▸ AIM: Quote the records beneath, complete and exact. Leave out images.

▸ RECORDS:
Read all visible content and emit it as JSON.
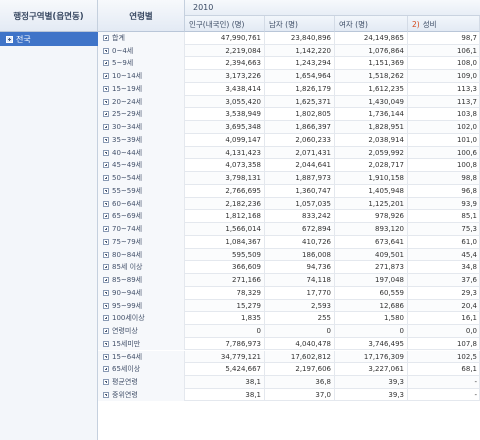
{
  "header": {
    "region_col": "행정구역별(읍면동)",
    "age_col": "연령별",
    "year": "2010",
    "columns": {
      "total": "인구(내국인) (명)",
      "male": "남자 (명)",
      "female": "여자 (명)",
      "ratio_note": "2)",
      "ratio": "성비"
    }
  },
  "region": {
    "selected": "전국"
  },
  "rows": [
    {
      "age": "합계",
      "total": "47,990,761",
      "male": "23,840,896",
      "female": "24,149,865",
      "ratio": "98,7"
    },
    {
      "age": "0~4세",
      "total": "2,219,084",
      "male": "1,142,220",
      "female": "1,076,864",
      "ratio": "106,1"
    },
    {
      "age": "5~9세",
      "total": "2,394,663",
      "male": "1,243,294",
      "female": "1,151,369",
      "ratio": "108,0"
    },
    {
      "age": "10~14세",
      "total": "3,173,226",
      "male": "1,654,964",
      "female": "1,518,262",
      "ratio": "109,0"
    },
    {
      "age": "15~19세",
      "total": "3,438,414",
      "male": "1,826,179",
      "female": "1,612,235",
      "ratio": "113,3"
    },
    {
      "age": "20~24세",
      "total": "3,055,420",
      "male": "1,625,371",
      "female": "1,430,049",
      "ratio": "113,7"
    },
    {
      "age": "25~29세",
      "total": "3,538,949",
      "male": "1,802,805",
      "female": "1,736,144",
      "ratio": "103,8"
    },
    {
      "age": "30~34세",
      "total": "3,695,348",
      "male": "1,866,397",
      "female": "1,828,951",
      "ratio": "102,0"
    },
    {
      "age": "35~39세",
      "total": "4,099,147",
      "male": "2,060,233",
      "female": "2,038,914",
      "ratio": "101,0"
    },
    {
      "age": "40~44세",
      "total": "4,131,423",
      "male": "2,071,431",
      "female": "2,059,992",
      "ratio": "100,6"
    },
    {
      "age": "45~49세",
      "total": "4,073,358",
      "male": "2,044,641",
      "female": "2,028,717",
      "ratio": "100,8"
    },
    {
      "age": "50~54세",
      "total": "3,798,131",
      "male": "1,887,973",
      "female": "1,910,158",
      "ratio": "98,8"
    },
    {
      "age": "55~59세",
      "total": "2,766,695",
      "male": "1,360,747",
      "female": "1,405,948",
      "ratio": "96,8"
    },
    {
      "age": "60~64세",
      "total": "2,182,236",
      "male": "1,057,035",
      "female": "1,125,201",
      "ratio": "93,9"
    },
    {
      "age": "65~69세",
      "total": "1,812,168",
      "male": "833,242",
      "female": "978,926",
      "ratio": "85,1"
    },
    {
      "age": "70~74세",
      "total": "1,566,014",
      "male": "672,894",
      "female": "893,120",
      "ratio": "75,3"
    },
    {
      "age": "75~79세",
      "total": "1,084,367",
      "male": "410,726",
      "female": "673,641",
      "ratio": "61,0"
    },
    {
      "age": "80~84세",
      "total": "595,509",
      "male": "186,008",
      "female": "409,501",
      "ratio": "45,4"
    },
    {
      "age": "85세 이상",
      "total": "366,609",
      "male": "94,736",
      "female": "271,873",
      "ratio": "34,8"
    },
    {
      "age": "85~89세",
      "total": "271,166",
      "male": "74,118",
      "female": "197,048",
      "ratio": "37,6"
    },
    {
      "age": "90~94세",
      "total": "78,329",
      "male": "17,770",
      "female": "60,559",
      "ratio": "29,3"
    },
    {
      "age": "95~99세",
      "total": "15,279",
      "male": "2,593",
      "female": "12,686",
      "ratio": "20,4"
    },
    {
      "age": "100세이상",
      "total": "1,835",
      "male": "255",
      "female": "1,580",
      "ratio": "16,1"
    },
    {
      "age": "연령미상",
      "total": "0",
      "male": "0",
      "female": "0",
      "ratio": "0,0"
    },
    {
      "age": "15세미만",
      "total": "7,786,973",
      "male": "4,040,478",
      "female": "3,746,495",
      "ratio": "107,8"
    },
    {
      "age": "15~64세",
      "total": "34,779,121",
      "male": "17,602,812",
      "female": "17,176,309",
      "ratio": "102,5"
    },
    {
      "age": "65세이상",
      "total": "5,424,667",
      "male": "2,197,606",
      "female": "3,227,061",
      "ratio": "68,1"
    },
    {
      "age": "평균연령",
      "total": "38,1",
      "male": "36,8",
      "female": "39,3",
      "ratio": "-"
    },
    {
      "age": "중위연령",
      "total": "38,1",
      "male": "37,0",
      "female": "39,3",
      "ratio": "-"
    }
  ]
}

▸ OUTPUT OF THE EXERCISE:
Read all visible content and emit it as JSON.
{
  "header": {
    "region_col": "행정구역별(읍면동)",
    "age_col": "연령별",
    "year": "2010",
    "columns": {
      "total": "인구(내국인) (명)",
      "male": "남자 (명)",
      "female": "여자 (명)",
      "ratio_note": "2)",
      "ratio": "성비"
    }
  },
  "region": {
    "selected": "전국"
  },
  "rows": [
    {
      "age": "합계",
      "total": "47,990,761",
      "male": "23,840,896",
      "female": "24,149,865",
      "ratio": "98,7"
    },
    {
      "age": "0~4세",
      "total": "2,219,084",
      "male": "1,142,220",
      "female": "1,076,864",
      "ratio": "106,1"
    },
    {
      "age": "5~9세",
      "total": "2,394,663",
      "male": "1,243,294",
      "female": "1,151,369",
      "ratio": "108,0"
    },
    {
      "age": "10~14세",
      "total": "3,173,226",
      "male": "1,654,964",
      "female": "1,518,262",
      "ratio": "109,0"
    },
    {
      "age": "15~19세",
      "total": "3,438,414",
      "male": "1,826,179",
      "female": "1,612,235",
      "ratio": "113,3"
    },
    {
      "age": "20~24세",
      "total": "3,055,420",
      "male": "1,625,371",
      "female": "1,430,049",
      "ratio": "113,7"
    },
    {
      "age": "25~29세",
      "total": "3,538,949",
      "male": "1,802,805",
      "female": "1,736,144",
      "ratio": "103,8"
    },
    {
      "age": "30~34세",
      "total": "3,695,348",
      "male": "1,866,397",
      "female": "1,828,951",
      "ratio": "102,0"
    },
    {
      "age": "35~39세",
      "total": "4,099,147",
      "male": "2,060,233",
      "female": "2,038,914",
      "ratio": "101,0"
    },
    {
      "age": "40~44세",
      "total": "4,131,423",
      "male": "2,071,431",
      "female": "2,059,992",
      "ratio": "100,6"
    },
    {
      "age": "45~49세",
      "total": "4,073,358",
      "male": "2,044,641",
      "female": "2,028,717",
      "ratio": "100,8"
    },
    {
      "age": "50~54세",
      "total": "3,798,131",
      "male": "1,887,973",
      "female": "1,910,158",
      "ratio": "98,8"
    },
    {
      "age": "55~59세",
      "total": "2,766,695",
      "male": "1,360,747",
      "female": "1,405,948",
      "ratio": "96,8"
    },
    {
      "age": "60~64세",
      "total": "2,182,236",
      "male": "1,057,035",
      "female": "1,125,201",
      "ratio": "93,9"
    },
    {
      "age": "65~69세",
      "total": "1,812,168",
      "male": "833,242",
      "female": "978,926",
      "ratio": "85,1"
    },
    {
      "age": "70~74세",
      "total": "1,566,014",
      "male": "672,894",
      "female": "893,120",
      "ratio": "75,3"
    },
    {
      "age": "75~79세",
      "total": "1,084,367",
      "male": "410,726",
      "female": "673,641",
      "ratio": "61,0"
    },
    {
      "age": "80~84세",
      "total": "595,509",
      "male": "186,008",
      "female": "409,501",
      "ratio": "45,4"
    },
    {
      "age": "85세 이상",
      "total": "366,609",
      "male": "94,736",
      "female": "271,873",
      "ratio": "34,8"
    },
    {
      "age": "85~89세",
      "total": "271,166",
      "male": "74,118",
      "female": "197,048",
      "ratio": "37,6"
    },
    {
      "age": "90~94세",
      "total": "78,329",
      "male": "17,770",
      "female": "60,559",
      "ratio": "29,3"
    },
    {
      "age": "95~99세",
      "total": "15,279",
      "male": "2,593",
      "female": "12,686",
      "ratio": "20,4"
    },
    {
      "age": "100세이상",
      "total": "1,835",
      "male": "255",
      "female": "1,580",
      "ratio": "16,1"
    },
    {
      "age": "연령미상",
      "total": "0",
      "male": "0",
      "female": "0",
      "ratio": "0,0"
    },
    {
      "age": "15세미만",
      "total": "7,786,973",
      "male": "4,040,478",
      "female": "3,746,495",
      "ratio": "107,8"
    },
    {
      "age": "15~64세",
      "total": "34,779,121",
      "male": "17,602,812",
      "female": "17,176,309",
      "ratio": "102,5"
    },
    {
      "age": "65세이상",
      "total": "5,424,667",
      "male": "2,197,606",
      "female": "3,227,061",
      "ratio": "68,1"
    },
    {
      "age": "평균연령",
      "total": "38,1",
      "male": "36,8",
      "female": "39,3",
      "ratio": "-"
    },
    {
      "age": "중위연령",
      "total": "38,1",
      "male": "37,0",
      "female": "39,3",
      "ratio": "-"
    }
  ]
}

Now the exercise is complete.